§ Exercise directions
Gather every line of the records below that contains the string "gate", treating uppercase and lowercase as different.

§ Dataset entries
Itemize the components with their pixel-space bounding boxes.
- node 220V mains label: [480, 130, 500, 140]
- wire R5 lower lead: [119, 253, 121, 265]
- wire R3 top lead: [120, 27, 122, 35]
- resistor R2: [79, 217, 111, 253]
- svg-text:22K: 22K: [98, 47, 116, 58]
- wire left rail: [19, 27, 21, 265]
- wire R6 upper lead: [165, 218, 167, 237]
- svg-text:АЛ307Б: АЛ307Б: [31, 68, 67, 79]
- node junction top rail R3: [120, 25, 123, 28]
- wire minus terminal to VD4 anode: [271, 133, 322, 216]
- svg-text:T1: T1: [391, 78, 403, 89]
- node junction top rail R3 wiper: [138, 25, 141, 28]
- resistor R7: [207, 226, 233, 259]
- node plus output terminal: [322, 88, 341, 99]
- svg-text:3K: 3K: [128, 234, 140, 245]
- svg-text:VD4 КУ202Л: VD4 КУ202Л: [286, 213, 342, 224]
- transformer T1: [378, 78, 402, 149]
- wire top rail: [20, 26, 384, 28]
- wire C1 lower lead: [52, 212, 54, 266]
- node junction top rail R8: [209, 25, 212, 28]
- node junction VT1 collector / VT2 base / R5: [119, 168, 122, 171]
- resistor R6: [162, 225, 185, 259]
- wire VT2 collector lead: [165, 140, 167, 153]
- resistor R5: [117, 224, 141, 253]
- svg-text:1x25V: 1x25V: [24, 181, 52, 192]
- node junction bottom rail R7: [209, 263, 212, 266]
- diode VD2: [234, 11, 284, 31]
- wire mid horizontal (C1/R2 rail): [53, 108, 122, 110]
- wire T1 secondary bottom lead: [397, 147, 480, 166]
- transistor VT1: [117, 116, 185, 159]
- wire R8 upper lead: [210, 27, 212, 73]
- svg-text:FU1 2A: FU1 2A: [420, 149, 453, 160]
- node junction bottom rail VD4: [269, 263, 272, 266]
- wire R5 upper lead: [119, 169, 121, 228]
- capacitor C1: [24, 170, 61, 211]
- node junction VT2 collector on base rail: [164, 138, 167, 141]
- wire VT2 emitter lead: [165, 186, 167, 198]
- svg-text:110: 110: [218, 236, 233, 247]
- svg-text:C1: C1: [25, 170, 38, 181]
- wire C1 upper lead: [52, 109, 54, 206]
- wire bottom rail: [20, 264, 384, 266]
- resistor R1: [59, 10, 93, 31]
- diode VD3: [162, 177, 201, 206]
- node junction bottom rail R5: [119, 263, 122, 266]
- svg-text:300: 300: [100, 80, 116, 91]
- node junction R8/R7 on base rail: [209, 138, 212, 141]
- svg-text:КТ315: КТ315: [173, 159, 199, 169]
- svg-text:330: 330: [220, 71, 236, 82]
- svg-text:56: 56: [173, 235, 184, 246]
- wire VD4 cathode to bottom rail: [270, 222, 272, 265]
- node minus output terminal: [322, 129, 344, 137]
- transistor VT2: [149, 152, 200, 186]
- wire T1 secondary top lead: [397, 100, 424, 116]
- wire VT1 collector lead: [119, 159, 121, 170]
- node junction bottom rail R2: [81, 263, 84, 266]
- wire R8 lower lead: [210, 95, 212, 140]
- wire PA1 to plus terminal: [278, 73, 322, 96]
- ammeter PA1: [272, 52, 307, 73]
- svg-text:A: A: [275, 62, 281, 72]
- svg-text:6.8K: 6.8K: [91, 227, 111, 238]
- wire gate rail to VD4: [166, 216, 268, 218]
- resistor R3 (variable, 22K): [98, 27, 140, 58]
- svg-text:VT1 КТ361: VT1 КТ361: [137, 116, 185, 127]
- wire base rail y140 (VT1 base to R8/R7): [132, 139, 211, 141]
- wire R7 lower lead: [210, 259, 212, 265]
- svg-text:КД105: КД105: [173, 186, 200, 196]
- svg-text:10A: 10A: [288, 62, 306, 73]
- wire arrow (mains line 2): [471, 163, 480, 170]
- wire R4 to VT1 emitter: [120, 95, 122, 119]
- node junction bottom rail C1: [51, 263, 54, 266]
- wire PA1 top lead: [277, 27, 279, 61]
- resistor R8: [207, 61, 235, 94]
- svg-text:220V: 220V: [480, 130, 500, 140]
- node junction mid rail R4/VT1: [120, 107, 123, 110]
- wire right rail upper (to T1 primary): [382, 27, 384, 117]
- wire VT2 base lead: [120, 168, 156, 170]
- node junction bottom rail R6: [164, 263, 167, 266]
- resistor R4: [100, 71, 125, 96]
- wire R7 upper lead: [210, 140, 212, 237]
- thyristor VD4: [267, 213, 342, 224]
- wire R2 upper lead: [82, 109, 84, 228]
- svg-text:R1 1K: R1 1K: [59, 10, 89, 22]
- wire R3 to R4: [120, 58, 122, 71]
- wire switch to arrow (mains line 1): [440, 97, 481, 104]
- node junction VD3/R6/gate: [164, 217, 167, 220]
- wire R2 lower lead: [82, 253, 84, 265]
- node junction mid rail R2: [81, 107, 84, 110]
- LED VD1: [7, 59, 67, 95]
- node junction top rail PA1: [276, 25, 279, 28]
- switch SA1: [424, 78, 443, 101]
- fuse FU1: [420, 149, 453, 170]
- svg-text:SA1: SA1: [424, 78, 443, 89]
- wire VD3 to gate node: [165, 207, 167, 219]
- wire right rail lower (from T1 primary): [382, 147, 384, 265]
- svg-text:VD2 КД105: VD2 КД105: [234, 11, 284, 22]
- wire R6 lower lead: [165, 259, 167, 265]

§ Response
- wire gate rail to VD4: [166, 216, 268, 218]
- node junction VD3/R6/gate: [164, 217, 167, 220]
- wire VD3 to gate node: [165, 207, 167, 219]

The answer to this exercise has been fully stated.